--- begin STORED DATA ---
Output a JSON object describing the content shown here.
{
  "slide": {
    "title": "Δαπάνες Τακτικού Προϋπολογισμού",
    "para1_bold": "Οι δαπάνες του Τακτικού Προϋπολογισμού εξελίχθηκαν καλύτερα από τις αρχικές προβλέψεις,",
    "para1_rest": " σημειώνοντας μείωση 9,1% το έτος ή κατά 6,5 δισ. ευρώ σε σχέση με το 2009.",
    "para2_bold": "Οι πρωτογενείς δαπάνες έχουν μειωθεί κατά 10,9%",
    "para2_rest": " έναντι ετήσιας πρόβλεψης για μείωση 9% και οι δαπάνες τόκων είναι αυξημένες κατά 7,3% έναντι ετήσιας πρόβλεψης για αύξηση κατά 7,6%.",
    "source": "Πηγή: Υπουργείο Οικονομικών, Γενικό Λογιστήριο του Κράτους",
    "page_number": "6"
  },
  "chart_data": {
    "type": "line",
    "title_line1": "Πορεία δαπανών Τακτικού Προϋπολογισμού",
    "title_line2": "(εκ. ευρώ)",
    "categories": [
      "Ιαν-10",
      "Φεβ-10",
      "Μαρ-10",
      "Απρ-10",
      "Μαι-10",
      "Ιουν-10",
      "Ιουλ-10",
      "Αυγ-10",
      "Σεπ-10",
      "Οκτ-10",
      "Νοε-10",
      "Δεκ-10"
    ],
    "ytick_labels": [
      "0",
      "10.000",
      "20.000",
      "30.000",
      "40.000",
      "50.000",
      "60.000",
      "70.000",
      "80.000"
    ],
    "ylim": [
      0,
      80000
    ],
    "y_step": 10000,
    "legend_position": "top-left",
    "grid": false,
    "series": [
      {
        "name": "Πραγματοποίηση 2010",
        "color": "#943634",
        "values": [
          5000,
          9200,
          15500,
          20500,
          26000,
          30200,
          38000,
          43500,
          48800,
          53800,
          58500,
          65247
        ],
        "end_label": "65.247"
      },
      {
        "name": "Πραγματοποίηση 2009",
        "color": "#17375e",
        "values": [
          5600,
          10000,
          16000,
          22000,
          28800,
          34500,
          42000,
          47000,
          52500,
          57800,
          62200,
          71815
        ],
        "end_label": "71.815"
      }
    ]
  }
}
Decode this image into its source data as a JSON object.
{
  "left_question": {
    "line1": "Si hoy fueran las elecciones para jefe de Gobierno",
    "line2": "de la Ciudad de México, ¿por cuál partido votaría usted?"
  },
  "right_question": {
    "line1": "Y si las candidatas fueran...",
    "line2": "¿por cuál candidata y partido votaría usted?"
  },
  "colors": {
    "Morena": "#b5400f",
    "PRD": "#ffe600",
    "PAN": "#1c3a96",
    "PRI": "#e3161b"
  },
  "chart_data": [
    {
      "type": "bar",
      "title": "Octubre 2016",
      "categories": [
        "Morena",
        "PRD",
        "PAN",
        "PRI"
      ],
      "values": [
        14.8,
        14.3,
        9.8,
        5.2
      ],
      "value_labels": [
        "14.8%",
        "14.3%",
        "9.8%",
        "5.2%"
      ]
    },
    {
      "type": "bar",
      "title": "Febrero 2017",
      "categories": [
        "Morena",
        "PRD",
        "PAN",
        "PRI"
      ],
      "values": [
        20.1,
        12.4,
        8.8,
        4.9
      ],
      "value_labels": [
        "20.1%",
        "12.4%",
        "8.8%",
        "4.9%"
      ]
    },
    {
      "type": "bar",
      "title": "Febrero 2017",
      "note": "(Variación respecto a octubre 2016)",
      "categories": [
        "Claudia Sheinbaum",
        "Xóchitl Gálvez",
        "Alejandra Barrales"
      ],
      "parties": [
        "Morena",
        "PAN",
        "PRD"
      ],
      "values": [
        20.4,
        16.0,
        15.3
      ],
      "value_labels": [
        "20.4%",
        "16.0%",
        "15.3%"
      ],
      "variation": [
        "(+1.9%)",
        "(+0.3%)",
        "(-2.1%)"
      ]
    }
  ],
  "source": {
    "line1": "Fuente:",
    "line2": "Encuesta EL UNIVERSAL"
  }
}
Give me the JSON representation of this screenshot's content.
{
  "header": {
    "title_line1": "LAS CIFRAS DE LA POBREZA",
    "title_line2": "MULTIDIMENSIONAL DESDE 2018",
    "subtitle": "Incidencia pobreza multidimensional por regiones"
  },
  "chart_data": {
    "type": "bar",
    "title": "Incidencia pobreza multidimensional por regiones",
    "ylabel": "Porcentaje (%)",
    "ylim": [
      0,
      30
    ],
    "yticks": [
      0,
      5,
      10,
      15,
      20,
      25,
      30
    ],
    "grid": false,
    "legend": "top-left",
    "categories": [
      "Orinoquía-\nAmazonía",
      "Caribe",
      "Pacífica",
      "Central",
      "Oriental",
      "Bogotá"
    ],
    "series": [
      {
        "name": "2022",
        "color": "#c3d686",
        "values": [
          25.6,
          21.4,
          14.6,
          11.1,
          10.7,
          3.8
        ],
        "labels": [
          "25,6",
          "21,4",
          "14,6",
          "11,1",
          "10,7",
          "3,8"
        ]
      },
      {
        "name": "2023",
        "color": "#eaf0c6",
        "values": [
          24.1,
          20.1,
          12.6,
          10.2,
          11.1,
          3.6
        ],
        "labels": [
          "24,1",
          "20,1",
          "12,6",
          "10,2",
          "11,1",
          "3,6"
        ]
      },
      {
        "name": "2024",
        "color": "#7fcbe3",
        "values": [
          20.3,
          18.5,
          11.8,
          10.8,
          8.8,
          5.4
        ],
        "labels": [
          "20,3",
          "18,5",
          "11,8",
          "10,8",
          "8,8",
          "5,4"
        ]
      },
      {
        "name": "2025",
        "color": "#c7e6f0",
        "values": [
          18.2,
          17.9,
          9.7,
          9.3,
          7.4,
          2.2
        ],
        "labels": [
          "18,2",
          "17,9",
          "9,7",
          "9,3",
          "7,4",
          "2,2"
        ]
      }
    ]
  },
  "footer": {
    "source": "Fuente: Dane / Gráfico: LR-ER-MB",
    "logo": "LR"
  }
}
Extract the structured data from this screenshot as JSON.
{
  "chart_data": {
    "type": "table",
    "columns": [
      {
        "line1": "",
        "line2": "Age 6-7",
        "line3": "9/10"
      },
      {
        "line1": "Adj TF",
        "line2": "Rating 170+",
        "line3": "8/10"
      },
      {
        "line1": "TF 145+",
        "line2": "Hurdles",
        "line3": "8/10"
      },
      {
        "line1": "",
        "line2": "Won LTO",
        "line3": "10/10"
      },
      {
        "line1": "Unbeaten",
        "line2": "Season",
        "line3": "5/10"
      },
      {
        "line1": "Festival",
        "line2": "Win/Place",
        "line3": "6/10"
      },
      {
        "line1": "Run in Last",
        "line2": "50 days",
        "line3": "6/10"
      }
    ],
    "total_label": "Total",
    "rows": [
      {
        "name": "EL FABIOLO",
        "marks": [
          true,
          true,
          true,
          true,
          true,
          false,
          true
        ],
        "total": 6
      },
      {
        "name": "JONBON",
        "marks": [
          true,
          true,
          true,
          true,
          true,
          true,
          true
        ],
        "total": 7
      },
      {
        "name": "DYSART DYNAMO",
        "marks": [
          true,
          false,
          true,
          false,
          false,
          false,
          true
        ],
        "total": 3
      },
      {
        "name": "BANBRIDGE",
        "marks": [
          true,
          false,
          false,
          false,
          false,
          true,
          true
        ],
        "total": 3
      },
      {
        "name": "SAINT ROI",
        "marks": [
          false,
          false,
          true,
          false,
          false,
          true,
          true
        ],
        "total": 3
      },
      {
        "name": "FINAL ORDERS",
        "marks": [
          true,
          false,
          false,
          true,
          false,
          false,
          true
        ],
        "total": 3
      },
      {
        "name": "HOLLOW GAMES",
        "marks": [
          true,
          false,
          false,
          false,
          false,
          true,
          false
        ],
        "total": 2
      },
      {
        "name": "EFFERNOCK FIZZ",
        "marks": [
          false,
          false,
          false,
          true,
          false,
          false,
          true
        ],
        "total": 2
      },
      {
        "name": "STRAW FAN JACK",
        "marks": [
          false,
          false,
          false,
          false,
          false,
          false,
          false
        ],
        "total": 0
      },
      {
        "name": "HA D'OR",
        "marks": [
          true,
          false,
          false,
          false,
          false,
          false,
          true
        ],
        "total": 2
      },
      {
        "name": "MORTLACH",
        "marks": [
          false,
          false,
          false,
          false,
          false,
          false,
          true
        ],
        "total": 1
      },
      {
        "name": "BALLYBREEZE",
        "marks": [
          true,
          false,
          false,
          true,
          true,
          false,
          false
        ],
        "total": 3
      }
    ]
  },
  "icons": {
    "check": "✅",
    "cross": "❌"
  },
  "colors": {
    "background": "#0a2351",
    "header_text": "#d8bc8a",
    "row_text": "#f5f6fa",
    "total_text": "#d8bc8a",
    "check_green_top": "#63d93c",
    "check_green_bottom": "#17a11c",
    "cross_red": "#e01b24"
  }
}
--- end STORED DATA ---
**TASK BRIEF**
Where a line above holds the string "μείωση", show that line.

**OUTPUT OF THE TASK**
    "para1_rest": " σημειώνοντας μείωση 9,1% το έτος ή κατά 6,5 δισ. ευρώ σε σχέση με το 2009.",
    "para2_rest": " έναντι ετήσιας πρόβλεψης για μείωση 9% και οι δαπάνες τόκων είναι αυξημένες κατά 7,3% έναντι ετήσιας πρόβλεψης για αύξηση κατά 7,6%.",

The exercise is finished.